- GIVEN RECORDS
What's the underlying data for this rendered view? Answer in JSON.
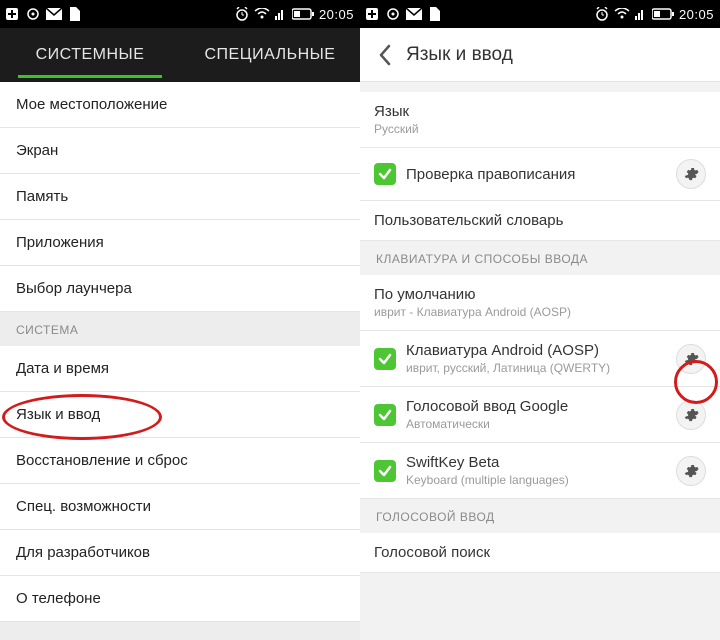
{
  "statusbar": {
    "time": "20:05"
  },
  "left": {
    "tabs": {
      "system": "СИСТЕМНЫЕ",
      "special": "СПЕЦИАЛЬНЫЕ"
    },
    "items_top": [
      "Мое местоположение",
      "Экран",
      "Память",
      "Приложения",
      "Выбор лаунчера"
    ],
    "section_system": "СИСТЕМА",
    "items_system": [
      "Дата и время",
      "Язык и ввод",
      "Восстановление и сброс",
      "Спец. возможности",
      "Для разработчиков",
      "О телефоне"
    ]
  },
  "right": {
    "title": "Язык и ввод",
    "language": {
      "label": "Язык",
      "value": "Русский"
    },
    "spellcheck": "Проверка правописания",
    "user_dict": "Пользовательский словарь",
    "section_kb": "КЛАВИАТУРА И СПОСОБЫ ВВОДА",
    "default": {
      "label": "По умолчанию",
      "value": "иврит - Клавиатура Android (AOSP)"
    },
    "ime": [
      {
        "label": "Клавиатура Android (AOSP)",
        "sub": "иврит, русский, Латиница (QWERTY)"
      },
      {
        "label": "Голосовой ввод Google",
        "sub": "Автоматически"
      },
      {
        "label": "SwiftKey Beta",
        "sub": "Keyboard (multiple languages)"
      }
    ],
    "section_voice": "ГОЛОСОВОЙ ВВОД",
    "voice_search": "Голосовой поиск"
  }
}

- PROBLEM REQUIREMENTS
Give only the number of lines in the entries that contain "Язык".

- FINISHED EXERCISE
3